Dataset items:
◆ ◆ ◆ ◆ ◆ ◆ ◆

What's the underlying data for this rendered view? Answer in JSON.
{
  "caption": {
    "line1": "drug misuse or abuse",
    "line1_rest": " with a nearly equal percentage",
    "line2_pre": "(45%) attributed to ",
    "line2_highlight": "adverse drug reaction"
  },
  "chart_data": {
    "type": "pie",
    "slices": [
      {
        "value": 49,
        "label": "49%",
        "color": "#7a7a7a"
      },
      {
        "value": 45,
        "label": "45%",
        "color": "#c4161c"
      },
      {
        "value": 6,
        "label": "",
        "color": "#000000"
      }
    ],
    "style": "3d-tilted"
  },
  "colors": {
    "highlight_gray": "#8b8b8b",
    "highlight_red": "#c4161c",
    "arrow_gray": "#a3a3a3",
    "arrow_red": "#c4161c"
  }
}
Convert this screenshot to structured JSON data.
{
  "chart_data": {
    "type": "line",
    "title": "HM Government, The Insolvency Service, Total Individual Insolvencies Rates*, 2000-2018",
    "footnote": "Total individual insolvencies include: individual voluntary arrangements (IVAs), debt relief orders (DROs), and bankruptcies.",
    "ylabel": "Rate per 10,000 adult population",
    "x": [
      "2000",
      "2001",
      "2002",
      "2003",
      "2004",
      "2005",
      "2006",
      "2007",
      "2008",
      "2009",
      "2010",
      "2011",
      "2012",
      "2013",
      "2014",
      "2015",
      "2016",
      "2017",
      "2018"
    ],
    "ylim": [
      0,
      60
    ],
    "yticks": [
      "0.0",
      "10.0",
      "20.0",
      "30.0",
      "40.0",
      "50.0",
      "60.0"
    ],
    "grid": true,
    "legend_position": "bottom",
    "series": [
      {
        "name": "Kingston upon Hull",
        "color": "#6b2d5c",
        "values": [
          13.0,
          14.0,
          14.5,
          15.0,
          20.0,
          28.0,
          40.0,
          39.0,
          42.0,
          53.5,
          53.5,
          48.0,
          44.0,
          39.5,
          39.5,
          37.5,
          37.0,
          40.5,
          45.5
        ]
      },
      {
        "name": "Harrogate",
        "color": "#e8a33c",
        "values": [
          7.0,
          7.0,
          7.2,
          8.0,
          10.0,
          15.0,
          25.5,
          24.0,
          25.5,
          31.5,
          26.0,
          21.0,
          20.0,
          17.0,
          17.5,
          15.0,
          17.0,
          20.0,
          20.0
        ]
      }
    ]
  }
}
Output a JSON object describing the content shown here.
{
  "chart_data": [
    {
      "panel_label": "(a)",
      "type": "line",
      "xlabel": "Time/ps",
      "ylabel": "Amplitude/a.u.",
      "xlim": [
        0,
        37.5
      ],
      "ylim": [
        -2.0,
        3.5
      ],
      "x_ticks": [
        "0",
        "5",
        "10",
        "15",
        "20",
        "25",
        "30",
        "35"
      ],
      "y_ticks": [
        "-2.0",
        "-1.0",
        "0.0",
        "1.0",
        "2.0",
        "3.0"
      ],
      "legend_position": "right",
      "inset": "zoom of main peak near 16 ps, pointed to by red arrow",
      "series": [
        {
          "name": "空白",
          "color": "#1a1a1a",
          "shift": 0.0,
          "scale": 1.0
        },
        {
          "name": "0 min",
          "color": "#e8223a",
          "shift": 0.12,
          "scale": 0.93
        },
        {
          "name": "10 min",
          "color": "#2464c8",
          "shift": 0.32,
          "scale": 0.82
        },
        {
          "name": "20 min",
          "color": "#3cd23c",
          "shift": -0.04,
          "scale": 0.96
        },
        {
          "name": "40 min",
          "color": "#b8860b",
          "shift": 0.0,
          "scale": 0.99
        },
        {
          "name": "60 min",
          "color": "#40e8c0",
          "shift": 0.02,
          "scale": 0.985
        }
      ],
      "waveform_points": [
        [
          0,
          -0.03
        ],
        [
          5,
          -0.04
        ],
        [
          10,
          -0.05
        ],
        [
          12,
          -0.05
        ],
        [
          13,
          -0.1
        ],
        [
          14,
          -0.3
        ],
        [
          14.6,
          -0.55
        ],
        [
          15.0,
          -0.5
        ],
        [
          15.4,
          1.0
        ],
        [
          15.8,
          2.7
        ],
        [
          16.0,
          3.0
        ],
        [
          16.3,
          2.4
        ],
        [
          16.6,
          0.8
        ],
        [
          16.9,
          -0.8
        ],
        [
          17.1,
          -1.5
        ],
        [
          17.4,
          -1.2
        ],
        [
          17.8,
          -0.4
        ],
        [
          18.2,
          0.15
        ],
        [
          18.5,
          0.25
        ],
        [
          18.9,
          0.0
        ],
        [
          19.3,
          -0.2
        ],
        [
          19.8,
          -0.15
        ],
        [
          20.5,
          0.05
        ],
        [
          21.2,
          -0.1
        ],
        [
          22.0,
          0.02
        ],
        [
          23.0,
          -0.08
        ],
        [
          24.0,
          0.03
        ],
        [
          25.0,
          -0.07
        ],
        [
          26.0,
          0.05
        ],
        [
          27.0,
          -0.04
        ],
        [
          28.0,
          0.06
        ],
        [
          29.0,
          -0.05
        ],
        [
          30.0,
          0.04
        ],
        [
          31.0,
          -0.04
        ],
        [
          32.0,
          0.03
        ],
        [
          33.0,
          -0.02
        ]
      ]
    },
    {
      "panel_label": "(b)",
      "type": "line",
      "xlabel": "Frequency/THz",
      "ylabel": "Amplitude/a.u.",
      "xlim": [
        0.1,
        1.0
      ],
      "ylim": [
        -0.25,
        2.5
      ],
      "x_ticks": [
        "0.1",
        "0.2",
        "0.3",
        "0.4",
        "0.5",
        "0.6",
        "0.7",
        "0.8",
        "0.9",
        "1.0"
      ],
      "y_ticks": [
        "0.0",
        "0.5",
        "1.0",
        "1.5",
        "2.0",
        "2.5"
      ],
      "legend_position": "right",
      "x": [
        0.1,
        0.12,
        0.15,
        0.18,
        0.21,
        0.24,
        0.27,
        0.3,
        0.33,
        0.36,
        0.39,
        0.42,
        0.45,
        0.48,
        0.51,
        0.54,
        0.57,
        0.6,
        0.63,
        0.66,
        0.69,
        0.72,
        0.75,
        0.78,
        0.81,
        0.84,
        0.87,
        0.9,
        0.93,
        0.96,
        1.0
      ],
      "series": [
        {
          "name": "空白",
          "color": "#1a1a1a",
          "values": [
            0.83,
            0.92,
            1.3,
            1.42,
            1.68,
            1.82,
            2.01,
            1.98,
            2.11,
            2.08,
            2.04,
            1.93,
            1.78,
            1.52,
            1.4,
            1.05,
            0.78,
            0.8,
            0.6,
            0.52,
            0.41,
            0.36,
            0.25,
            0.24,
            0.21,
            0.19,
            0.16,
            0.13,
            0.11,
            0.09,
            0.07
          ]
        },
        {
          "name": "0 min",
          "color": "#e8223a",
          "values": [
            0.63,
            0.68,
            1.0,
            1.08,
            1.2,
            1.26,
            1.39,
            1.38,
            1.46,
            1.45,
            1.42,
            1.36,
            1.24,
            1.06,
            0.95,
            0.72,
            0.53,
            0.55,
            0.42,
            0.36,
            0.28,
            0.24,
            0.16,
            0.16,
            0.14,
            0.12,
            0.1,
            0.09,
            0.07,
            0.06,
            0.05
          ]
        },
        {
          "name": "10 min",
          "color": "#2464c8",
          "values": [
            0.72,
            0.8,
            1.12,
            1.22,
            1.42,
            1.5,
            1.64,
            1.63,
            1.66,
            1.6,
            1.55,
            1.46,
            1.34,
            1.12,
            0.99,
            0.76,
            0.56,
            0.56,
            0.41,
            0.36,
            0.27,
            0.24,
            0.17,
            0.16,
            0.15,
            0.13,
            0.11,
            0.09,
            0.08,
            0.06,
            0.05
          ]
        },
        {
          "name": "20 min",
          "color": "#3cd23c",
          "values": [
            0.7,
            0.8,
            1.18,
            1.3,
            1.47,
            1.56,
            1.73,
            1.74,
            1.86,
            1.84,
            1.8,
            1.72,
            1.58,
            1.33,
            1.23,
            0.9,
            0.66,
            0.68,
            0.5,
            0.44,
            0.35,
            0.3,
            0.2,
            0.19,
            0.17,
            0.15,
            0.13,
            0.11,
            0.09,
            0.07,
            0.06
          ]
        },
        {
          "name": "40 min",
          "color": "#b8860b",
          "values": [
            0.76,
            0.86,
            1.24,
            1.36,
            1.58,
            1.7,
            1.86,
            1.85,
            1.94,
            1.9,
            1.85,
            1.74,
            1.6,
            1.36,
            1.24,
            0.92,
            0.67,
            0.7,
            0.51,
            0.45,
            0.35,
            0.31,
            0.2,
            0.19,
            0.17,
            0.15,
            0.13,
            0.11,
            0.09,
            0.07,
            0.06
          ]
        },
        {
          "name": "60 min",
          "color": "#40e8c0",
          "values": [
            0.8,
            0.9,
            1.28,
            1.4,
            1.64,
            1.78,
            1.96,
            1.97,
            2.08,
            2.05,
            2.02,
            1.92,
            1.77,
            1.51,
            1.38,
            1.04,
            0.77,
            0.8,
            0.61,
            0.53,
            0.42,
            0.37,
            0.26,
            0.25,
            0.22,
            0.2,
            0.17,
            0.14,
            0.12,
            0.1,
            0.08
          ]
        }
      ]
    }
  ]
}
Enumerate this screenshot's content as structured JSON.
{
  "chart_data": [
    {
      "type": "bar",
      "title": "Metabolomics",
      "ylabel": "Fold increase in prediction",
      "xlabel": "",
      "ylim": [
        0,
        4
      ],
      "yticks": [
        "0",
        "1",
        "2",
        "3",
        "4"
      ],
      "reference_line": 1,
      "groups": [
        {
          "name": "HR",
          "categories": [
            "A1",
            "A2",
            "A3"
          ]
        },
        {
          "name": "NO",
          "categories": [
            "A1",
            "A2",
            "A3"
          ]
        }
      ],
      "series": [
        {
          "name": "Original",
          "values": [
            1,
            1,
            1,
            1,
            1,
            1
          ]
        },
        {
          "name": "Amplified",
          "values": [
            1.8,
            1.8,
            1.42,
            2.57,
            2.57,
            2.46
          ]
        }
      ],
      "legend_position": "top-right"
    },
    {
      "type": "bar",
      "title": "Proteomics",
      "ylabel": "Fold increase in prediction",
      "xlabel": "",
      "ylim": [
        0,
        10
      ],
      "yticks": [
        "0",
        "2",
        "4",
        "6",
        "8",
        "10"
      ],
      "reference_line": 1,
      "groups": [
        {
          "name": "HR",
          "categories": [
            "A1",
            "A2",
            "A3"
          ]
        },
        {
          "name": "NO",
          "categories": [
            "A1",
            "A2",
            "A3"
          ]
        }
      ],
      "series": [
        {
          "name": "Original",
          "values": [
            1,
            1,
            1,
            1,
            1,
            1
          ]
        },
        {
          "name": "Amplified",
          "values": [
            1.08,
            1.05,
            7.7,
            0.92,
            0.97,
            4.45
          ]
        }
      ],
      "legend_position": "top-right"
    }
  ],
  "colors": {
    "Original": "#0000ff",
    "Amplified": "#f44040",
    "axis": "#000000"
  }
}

◆ ◆ ◆ ◆ ◆ ◆ ◆

- [EXERCISE INSTRUCTIONS]:
Using the records above, find and show each line with the string "drug".

- [OUTPUT]:
    "line1": "drug misuse or abuse",
    "line2_highlight": "adverse drug reaction"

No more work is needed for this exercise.